Stated task | Would it be possible to write out each entry below exactly, without the pictures?

○ ○ ○ ○ ○

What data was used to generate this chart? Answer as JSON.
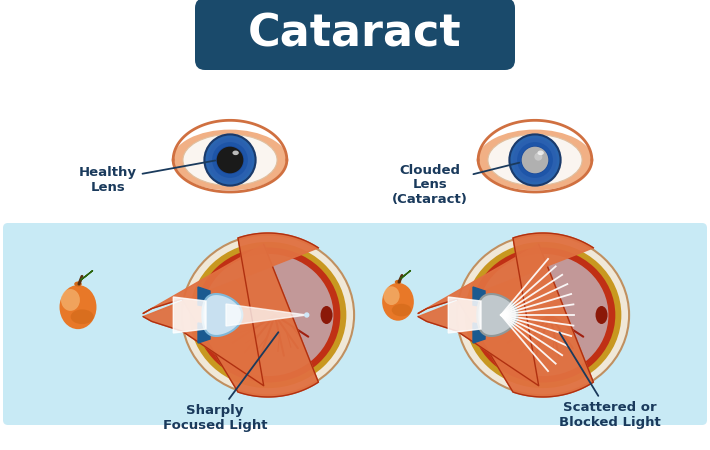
{
  "title": "Cataract",
  "title_bg": "#1a4a6b",
  "title_color": "#ffffff",
  "title_fontsize": 32,
  "bg_color": "#ffffff",
  "panel_bg": "#c8eaf5",
  "label_healthy": "Healthy\nLens",
  "label_clouded": "Clouded\nLens\n(Cataract)",
  "label_sharp": "Sharply\nFocused Light",
  "label_scattered": "Scattered or\nBlocked Light",
  "label_color": "#1a3a5c",
  "eye_iris_color": "#2a65b0",
  "eye_iris_inner": "#1a50a0",
  "eye_pupil_healthy": "#1a1a1a",
  "eye_pupil_cataract": "#b0b0b0",
  "eye_lid_color": "#f0a878",
  "eye_lid_edge": "#d07040",
  "apple_body": "#e87828",
  "apple_body2": "#d06818",
  "apple_highlight": "#f8c888",
  "apple_leaf": "#4a9020",
  "apple_stem": "#5a3010",
  "cross_outer": "#e07040",
  "cross_choroid": "#d4a030",
  "cross_retina": "#c03818",
  "cross_vitreous": "#c8e4f0",
  "cross_nerve": "#a02808",
  "lens_healthy": "#c8e0f0",
  "lens_cataract": "#c0c8cc",
  "light_color": "#ffffff",
  "vessel_color": "#4a90c0"
}
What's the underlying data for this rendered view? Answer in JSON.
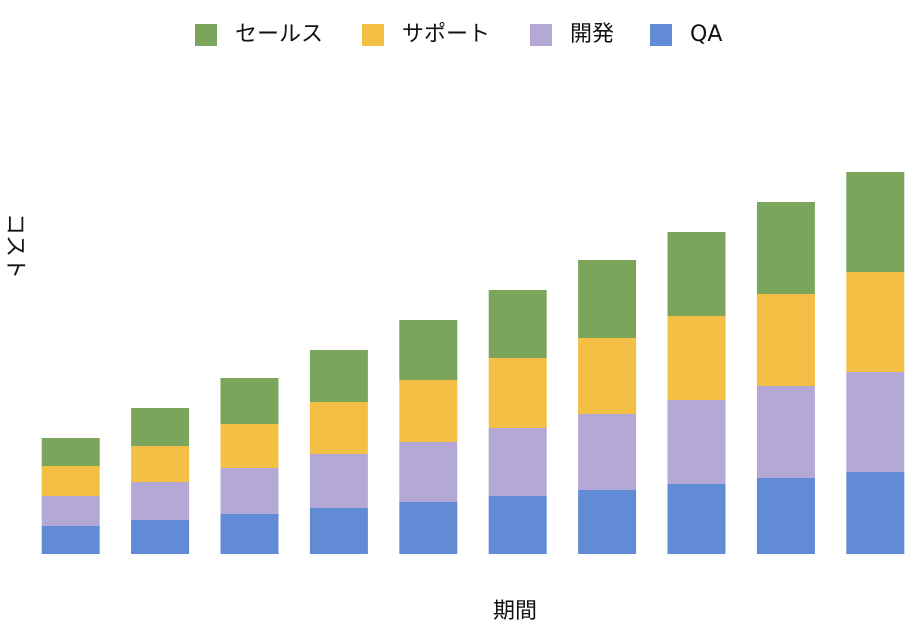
{
  "chart_data": {
    "type": "stacked_bar",
    "xlabel": "期間",
    "ylabel": "コスト",
    "categories": [
      null,
      null,
      null,
      null,
      null,
      null,
      null,
      null,
      null,
      null
    ],
    "series": [
      {
        "name": "セールス",
        "color": "#7aa55a",
        "values": [
          28,
          38,
          46,
          52,
          60,
          68,
          78,
          84,
          92,
          100
        ]
      },
      {
        "name": "サポート",
        "color": "#f3bf44",
        "values": [
          30,
          36,
          44,
          52,
          62,
          70,
          76,
          84,
          92,
          100
        ]
      },
      {
        "name": "開発",
        "color": "#b3a8d6",
        "values": [
          30,
          38,
          46,
          54,
          60,
          68,
          76,
          84,
          92,
          100
        ]
      },
      {
        "name": "QA",
        "color": "#628bd6",
        "values": [
          28,
          34,
          40,
          46,
          52,
          58,
          64,
          70,
          76,
          82
        ]
      }
    ],
    "ylim": [
      0,
      400
    ],
    "legend": "top"
  }
}
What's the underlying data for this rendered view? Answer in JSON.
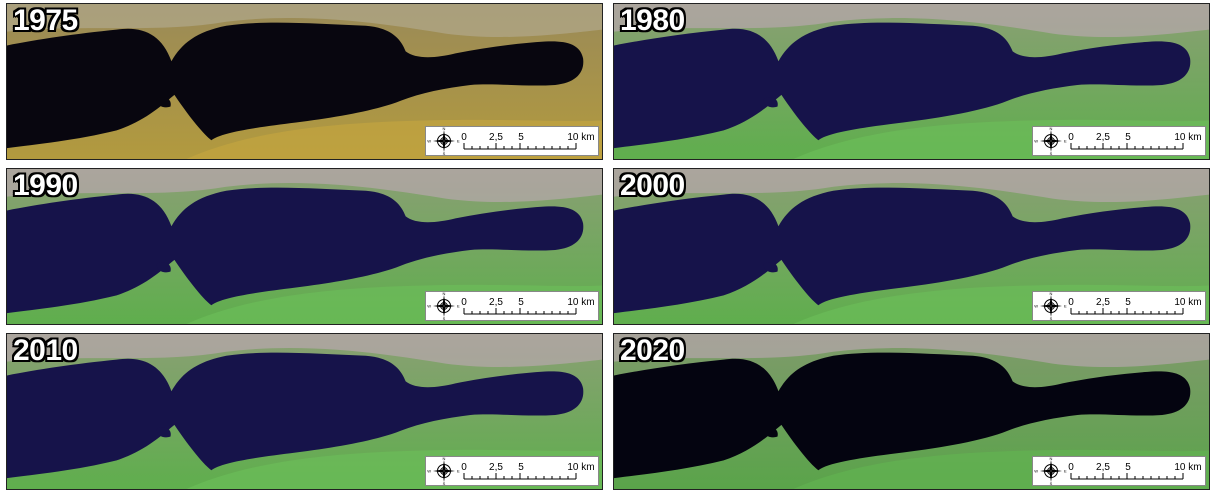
{
  "panels": [
    {
      "year": "1975",
      "style": "tan"
    },
    {
      "year": "1980",
      "style": "green"
    },
    {
      "year": "1990",
      "style": "green"
    },
    {
      "year": "2000",
      "style": "green"
    },
    {
      "year": "2010",
      "style": "green"
    },
    {
      "year": "2020",
      "style": "dark"
    }
  ],
  "scalebar": {
    "labels": [
      "0",
      "2,5",
      "5",
      "10 km"
    ]
  },
  "compass": {
    "letters": [
      "N",
      "E",
      "S",
      "W"
    ]
  },
  "colors": {
    "lake_tan": "#08060f",
    "lake_blue": "#16134a",
    "lake_dark": "#040410",
    "land_tan": "#8a7c4a",
    "land_green": "#6f9a5c",
    "urban": "#c6a9bf"
  }
}
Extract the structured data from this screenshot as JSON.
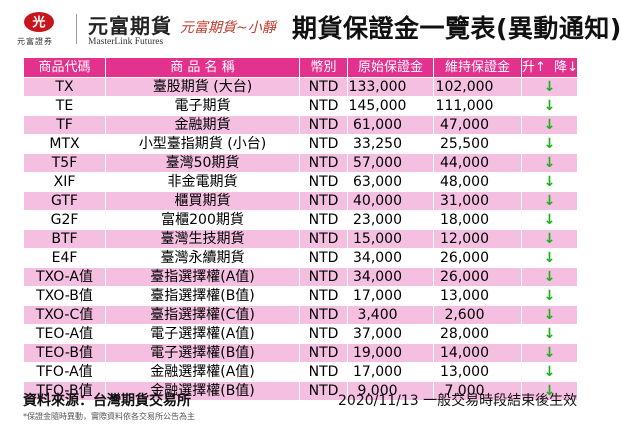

○ ○ ○ ○ ○

Correct output |
What data was used to generate this chart? Answer as JSON.
{
  "title": "Cataract",
  "title_bg": "#1a4a6b",
  "title_color": "#ffffff",
  "title_fontsize": 32,
  "bg_color": "#ffffff",
  "panel_bg": "#c8eaf5",
  "label_healthy": "Healthy\nLens",
  "label_clouded": "Clouded\nLens\n(Cataract)",
  "label_sharp": "Sharply\nFocused Light",
  "label_scattered": "Scattered or\nBlocked Light",
  "label_color": "#1a3a5c",
  "eye_iris_color": "#2a65b0",
  "eye_iris_inner": "#1a50a0",
  "eye_pupil_healthy": "#1a1a1a",
  "eye_pupil_cataract": "#b0b0b0",
  "eye_lid_color": "#f0a878",
  "eye_lid_edge": "#d07040",
  "apple_body": "#e87828",
  "apple_body2": "#d06818",
  "apple_highlight": "#f8c888",
  "apple_leaf": "#4a9020",
  "apple_stem": "#5a3010",
  "cross_outer": "#e07040",
  "cross_choroid": "#d4a030",
  "cross_retina": "#c03818",
  "cross_vitreous": "#c8e4f0",
  "cross_nerve": "#a02808",
  "lens_healthy": "#c8e0f0",
  "lens_cataract": "#c0c8cc",
  "light_color": "#ffffff",
  "vessel_color": "#4a90c0"
}
What's the underlying data for this rendered view? Answer in JSON.
{
  "chart_data": {
    "type": "stacked_bar",
    "xlabel": "期間",
    "ylabel": "コスト",
    "categories": [
      null,
      null,
      null,
      null,
      null,
      null,
      null,
      null,
      null,
      null
    ],
    "series": [
      {
        "name": "セールス",
        "color": "#7aa55a",
        "values": [
          28,
          38,
          46,
          52,
          60,
          68,
          78,
          84,
          92,
          100
        ]
      },
      {
        "name": "サポート",
        "color": "#f3bf44",
        "values": [
          30,
          36,
          44,
          52,
          62,
          70,
          76,
          84,
          92,
          100
        ]
      },
      {
        "name": "開発",
        "color": "#b3a8d6",
        "values": [
          30,
          38,
          46,
          54,
          60,
          68,
          76,
          84,
          92,
          100
        ]
      },
      {
        "name": "QA",
        "color": "#628bd6",
        "values": [
          28,
          34,
          40,
          46,
          52,
          58,
          64,
          70,
          76,
          82
        ]
      }
    ],
    "ylim": [
      0,
      400
    ],
    "legend": "top"
  }
}
What's the underlying data for this rendered view? Answer in JSON.
{
  "panels": [
    {
      "year": "1975",
      "style": "tan"
    },
    {
      "year": "1980",
      "style": "green"
    },
    {
      "year": "1990",
      "style": "green"
    },
    {
      "year": "2000",
      "style": "green"
    },
    {
      "year": "2010",
      "style": "green"
    },
    {
      "year": "2020",
      "style": "dark"
    }
  ],
  "scalebar": {
    "labels": [
      "0",
      "2,5",
      "5",
      "10 km"
    ]
  },
  "compass": {
    "letters": [
      "N",
      "E",
      "S",
      "W"
    ]
  },
  "colors": {
    "lake_tan": "#08060f",
    "lake_blue": "#16134a",
    "lake_dark": "#040410",
    "land_tan": "#8a7c4a",
    "land_green": "#6f9a5c",
    "urban": "#c6a9bf"
  }
}
Extract the structured data from this screenshot as JSON.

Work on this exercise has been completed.